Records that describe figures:
----------
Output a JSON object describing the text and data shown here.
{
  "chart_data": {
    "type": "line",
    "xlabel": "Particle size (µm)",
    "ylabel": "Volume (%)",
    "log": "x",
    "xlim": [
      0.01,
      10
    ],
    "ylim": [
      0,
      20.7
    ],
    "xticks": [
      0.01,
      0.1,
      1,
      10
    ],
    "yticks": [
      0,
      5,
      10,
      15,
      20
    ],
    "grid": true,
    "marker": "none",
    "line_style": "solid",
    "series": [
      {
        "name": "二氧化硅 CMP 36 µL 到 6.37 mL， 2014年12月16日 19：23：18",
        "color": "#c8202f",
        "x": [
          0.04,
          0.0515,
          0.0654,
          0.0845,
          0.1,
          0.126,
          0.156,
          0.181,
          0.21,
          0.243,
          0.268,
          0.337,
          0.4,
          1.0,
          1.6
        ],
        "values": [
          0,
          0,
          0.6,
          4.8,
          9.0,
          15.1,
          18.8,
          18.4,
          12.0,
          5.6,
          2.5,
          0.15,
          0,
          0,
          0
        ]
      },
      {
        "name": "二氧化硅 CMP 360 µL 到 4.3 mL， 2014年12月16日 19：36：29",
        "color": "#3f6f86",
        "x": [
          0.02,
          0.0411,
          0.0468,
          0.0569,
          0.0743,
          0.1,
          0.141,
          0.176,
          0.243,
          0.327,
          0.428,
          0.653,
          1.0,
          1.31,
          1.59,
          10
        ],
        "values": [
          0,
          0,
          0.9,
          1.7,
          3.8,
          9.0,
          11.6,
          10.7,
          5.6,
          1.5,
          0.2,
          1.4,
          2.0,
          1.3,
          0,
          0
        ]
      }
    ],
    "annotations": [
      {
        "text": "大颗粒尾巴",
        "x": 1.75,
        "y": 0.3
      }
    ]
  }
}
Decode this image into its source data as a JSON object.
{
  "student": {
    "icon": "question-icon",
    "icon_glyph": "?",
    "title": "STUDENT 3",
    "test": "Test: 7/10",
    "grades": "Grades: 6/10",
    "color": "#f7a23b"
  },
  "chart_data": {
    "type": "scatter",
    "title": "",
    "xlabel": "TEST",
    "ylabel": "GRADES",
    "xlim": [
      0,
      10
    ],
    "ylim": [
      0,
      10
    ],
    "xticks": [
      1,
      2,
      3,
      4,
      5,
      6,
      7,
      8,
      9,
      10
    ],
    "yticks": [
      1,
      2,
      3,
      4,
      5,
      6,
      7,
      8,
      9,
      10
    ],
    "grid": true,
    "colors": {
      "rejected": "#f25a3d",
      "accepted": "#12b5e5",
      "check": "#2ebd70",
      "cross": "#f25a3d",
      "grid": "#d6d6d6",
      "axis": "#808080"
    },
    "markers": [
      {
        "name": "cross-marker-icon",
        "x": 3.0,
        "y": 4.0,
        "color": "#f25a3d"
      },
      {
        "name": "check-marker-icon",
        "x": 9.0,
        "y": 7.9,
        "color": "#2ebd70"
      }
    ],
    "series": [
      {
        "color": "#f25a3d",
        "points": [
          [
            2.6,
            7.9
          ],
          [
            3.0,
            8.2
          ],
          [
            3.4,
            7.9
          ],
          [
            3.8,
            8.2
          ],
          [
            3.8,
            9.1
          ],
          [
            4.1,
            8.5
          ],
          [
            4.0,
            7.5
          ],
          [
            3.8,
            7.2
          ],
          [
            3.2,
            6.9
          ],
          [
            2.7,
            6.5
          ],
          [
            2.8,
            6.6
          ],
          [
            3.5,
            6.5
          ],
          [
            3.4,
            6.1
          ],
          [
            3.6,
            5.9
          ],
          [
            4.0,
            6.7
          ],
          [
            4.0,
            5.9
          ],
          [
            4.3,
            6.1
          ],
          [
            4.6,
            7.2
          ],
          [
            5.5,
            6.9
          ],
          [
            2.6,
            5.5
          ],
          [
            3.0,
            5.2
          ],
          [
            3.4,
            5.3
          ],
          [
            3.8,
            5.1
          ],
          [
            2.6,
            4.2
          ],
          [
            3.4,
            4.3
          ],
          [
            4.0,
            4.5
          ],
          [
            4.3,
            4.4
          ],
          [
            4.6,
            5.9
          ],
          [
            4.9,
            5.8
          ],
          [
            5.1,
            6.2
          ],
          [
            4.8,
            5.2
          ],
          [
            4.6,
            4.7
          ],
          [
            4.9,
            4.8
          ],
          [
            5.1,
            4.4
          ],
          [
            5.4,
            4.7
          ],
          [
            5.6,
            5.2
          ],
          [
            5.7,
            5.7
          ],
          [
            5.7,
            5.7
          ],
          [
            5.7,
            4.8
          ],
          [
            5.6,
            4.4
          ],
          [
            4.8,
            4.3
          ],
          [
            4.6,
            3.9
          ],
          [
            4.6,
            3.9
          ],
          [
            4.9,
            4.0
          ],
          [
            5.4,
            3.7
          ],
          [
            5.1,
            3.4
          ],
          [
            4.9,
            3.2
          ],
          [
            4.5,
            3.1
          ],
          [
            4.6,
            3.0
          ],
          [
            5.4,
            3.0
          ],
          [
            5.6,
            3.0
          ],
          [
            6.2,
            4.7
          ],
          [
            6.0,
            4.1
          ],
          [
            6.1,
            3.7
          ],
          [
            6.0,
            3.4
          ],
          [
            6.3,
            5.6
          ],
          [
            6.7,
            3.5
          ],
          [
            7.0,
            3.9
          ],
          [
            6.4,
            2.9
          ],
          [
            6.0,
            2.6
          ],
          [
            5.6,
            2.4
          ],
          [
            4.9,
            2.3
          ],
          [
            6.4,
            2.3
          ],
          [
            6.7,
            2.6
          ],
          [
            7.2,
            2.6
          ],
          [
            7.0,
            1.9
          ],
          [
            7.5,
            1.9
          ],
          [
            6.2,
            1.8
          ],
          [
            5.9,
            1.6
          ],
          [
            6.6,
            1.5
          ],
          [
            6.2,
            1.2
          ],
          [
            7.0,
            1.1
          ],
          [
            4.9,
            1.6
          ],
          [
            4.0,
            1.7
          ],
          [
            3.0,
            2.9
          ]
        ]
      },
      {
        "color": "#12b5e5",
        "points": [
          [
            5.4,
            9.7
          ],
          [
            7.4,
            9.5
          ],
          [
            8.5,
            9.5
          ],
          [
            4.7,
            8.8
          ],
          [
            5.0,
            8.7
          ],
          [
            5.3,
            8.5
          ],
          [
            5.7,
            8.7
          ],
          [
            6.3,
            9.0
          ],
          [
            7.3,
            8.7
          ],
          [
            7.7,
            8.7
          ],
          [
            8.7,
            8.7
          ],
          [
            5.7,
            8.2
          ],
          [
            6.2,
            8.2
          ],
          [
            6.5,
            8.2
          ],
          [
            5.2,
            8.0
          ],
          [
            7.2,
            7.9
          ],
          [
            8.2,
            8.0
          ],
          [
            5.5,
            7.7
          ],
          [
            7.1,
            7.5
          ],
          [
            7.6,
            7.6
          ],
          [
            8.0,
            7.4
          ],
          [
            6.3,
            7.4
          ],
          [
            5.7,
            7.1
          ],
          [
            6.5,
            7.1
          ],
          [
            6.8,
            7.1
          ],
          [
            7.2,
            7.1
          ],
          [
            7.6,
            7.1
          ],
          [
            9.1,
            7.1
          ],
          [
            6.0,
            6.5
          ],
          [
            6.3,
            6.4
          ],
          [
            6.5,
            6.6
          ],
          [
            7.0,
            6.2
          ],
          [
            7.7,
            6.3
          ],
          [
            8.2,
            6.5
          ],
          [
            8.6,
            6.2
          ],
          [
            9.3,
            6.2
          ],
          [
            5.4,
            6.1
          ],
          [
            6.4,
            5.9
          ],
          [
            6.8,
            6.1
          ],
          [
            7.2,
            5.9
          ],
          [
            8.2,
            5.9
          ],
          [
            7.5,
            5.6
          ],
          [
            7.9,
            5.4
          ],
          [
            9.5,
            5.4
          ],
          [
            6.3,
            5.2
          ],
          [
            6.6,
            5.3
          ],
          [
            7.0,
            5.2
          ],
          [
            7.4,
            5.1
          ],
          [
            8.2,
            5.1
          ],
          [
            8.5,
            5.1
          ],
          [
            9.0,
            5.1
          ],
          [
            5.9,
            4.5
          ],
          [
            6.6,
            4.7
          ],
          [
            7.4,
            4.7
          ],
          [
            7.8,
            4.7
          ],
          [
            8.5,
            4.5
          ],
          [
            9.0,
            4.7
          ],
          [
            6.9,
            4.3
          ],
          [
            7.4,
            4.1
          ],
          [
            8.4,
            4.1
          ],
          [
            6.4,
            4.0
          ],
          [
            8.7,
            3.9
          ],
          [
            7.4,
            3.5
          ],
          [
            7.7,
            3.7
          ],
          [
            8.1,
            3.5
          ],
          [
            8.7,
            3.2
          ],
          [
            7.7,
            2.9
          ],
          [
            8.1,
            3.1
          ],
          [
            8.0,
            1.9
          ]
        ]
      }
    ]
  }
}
----------
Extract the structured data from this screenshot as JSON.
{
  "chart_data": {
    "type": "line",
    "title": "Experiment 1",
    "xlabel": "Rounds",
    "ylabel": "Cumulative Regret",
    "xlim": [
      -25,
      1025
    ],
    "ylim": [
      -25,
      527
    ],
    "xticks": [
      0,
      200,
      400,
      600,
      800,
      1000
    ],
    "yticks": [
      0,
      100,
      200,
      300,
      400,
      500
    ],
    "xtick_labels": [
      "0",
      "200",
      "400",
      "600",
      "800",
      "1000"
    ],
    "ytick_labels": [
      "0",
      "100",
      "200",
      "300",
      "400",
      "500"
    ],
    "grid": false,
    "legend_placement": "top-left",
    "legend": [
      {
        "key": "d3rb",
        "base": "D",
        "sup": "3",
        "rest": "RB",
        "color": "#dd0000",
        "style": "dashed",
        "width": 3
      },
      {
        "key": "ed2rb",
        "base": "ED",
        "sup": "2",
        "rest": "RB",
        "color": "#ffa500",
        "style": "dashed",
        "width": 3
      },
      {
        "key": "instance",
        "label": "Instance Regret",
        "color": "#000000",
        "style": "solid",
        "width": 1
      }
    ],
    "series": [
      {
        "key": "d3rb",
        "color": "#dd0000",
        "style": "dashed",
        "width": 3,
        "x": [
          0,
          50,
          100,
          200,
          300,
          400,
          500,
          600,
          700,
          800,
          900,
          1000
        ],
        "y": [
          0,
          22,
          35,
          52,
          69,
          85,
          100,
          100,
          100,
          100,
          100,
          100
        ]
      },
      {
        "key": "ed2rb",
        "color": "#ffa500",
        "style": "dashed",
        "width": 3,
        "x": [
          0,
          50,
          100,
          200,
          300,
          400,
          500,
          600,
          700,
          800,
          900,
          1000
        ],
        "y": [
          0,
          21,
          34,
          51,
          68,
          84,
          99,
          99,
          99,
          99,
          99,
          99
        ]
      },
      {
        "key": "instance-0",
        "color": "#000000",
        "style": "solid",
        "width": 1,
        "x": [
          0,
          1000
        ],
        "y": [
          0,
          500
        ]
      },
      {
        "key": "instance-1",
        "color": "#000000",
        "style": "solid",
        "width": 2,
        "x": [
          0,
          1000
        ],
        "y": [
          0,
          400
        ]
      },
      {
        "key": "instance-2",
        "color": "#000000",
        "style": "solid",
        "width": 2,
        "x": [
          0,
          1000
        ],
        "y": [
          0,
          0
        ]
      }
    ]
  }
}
----------
Scan the records for the string "object". Copy each line in which it appears.

COMPLETED TASK —
Output a JSON object describing the text and data shown here.
Decode this image into its source data as a JSON object.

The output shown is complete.